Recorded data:
· · · · ·

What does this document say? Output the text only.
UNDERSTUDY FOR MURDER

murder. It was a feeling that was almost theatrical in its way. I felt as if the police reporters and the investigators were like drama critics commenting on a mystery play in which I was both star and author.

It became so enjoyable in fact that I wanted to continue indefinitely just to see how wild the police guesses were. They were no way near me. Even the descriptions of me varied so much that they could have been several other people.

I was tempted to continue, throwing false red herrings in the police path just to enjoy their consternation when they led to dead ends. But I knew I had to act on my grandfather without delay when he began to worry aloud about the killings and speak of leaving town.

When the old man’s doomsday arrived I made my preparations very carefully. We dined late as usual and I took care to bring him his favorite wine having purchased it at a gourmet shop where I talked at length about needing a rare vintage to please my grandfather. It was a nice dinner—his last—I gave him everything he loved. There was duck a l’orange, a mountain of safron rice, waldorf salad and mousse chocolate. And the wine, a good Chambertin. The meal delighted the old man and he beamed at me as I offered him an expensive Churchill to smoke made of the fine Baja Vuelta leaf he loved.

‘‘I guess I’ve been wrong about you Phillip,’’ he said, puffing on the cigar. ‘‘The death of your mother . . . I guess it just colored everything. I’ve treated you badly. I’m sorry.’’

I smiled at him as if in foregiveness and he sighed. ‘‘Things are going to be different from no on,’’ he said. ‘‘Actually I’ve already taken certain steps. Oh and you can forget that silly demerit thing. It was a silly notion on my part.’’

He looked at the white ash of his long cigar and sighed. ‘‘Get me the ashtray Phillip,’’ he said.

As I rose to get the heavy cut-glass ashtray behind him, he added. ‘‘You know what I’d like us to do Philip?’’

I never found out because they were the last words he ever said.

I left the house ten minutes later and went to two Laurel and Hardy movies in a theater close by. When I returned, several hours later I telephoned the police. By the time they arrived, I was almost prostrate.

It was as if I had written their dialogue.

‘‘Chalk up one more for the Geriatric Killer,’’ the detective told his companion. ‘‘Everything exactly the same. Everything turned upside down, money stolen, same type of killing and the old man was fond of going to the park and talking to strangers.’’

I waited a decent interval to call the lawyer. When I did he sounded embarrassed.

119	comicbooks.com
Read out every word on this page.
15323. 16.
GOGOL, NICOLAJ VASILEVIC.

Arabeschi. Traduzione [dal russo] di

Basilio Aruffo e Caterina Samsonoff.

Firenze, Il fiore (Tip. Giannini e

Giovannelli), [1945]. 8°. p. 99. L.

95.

· · · · ·

Every entry needs to be retyped exactly.

_Answer to the task_
What does this document say? Output the text only.
UNDERSTUDY FOR MURDER

murder. It was a feeling that was almost theatrical in its way. I felt as if the police reporters and the investigators were like drama critics commenting on a mystery play in which I was both star and author.

It became so enjoyable in fact that I wanted to continue indefinitely just to see how wild the police guesses were. They were no way near me. Even the descriptions of me varied so much that they could have been several other people.

I was tempted to continue, throwing false red herrings in the police path just to enjoy their consternation when they led to dead ends. But I knew I had to act on my grandfather without delay when he began to worry aloud about the killings and speak of leaving town.

When the old man’s doomsday arrived I made my preparations very carefully. We dined late as usual and I took care to bring him his favorite wine having purchased it at a gourmet shop where I talked at length about needing a rare vintage to please my grandfather. It was a nice dinner—his last—I gave him everything he loved. There was duck a l’orange, a mountain of safron rice, waldorf salad and mousse chocolate. And the wine, a good Chambertin. The meal delighted the old man and he beamed at me as I offered him an expensive Churchill to smoke made of the fine Baja Vuelta leaf he loved.

‘‘I guess I’ve been wrong about you Phillip,’’ he said, puffing on the cigar. ‘‘The death of your mother . . . I guess it just colored everything. I’ve treated you badly. I’m sorry.’’

I smiled at him as if in foregiveness and he sighed. ‘‘Things are going to be different from no on,’’ he said. ‘‘Actually I’ve already taken certain steps. Oh and you can forget that silly demerit thing. It was a silly notion on my part.’’

He looked at the white ash of his long cigar and sighed. ‘‘Get me the ashtray Phillip,’’ he said.

As I rose to get the heavy cut-glass ashtray behind him, he added. ‘‘You know what I’d like us to do Philip?’’

I never found out because they were the last words he ever said.

I left the house ten minutes later and went to two Laurel and Hardy movies in a theater close by. When I returned, several hours later I telephoned the police. By the time they arrived, I was almost prostrate.

It was as if I had written their dialogue.

‘‘Chalk up one more for the Geriatric Killer,’’ the detective told his companion. ‘‘Everything exactly the same. Everything turned upside down, money stolen, same type of killing and the old man was fond of going to the park and talking to strangers.’’

I waited a decent interval to call the lawyer. When I did he sounded embarrassed.

119	comicbooks.com
Read out every word on this page.
15323. 16.
GOGOL, NICOLAJ VASILEVIC.

Arabeschi. Traduzione [dal russo] di

Basilio Aruffo e Caterina Samsonoff.

Firenze, Il fiore (Tip. Giannini e

Giovannelli), [1945]. 8°. p. 99. L.

95.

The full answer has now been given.